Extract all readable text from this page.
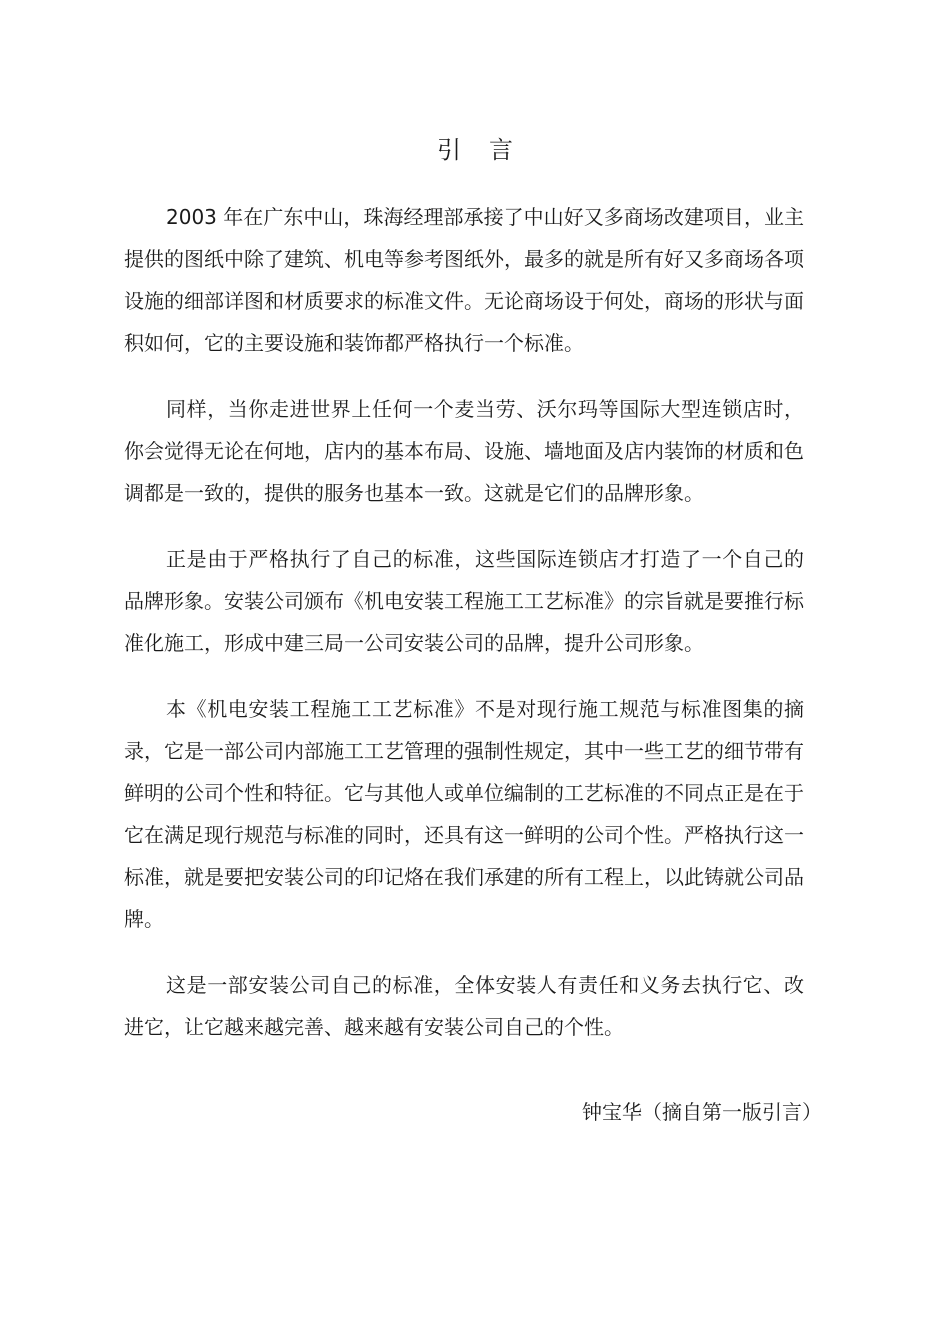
引言

2003 年在广东中山，珠海经理部承接了中山好又多商场改建项目，业主提供的图纸中除了建筑、机电等参考图纸外，最多的就是所有好又多商场各项设施的细部详图和材质要求的标准文件。无论商场设于何处，商场的形状与面积如何，它的主要设施和装饰都严格执行一个标准。

同样，当你走进世界上任何一个麦当劳、沃尔玛等国际大型连锁店时，你会觉得无论在何地，店内的基本布局、设施、墙地面及店内装饰的材质和色调都是一致的，提供的服务也基本一致。这就是它们的品牌形象。

正是由于严格执行了自己的标准，这些国际连锁店才打造了一个自己的品牌形象。安装公司颁布《机电安装工程施工工艺标准》的宗旨就是要推行标准化施工，形成中建三局一公司安装公司的品牌，提升公司形象。

本《机电安装工程施工工艺标准》不是对现行施工规范与标准图集的摘录，它是一部公司内部施工工艺管理的强制性规定，其中一些工艺的细节带有鲜明的公司个性和特征。它与其他人或单位编制的工艺标准的不同点正是在于它在满足现行规范与标准的同时，还具有这一鲜明的公司个性。严格执行这一标准，就是要把安装公司的印记烙在我们承建的所有工程上，以此铸就公司品牌。

这是一部安装公司自己的标准，全体安装人有责任和义务去执行它、改进它，让它越来越完善、越来越有安装公司自己的个性。

钟宝华（摘自第一版引言）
****
→ **Exercise objective**:
Write out all the entries again, word for word, and print no images.

→ **Exercise output**:
Extract all readable text from this page.
引言

2003 年在广东中山，珠海经理部承接了中山好又多商场改建项目，业主提供的图纸中除了建筑、机电等参考图纸外，最多的就是所有好又多商场各项设施的细部详图和材质要求的标准文件。无论商场设于何处，商场的形状与面积如何，它的主要设施和装饰都严格执行一个标准。

同样，当你走进世界上任何一个麦当劳、沃尔玛等国际大型连锁店时，你会觉得无论在何地，店内的基本布局、设施、墙地面及店内装饰的材质和色调都是一致的，提供的服务也基本一致。这就是它们的品牌形象。

正是由于严格执行了自己的标准，这些国际连锁店才打造了一个自己的品牌形象。安装公司颁布《机电安装工程施工工艺标准》的宗旨就是要推行标准化施工，形成中建三局一公司安装公司的品牌，提升公司形象。

本《机电安装工程施工工艺标准》不是对现行施工规范与标准图集的摘录，它是一部公司内部施工工艺管理的强制性规定，其中一些工艺的细节带有鲜明的公司个性和特征。它与其他人或单位编制的工艺标准的不同点正是在于它在满足现行规范与标准的同时，还具有这一鲜明的公司个性。严格执行这一标准，就是要把安装公司的印记烙在我们承建的所有工程上，以此铸就公司品牌。

这是一部安装公司自己的标准，全体安装人有责任和义务去执行它、改进它，让它越来越完善、越来越有安装公司自己的个性。

钟宝华（摘自第一版引言）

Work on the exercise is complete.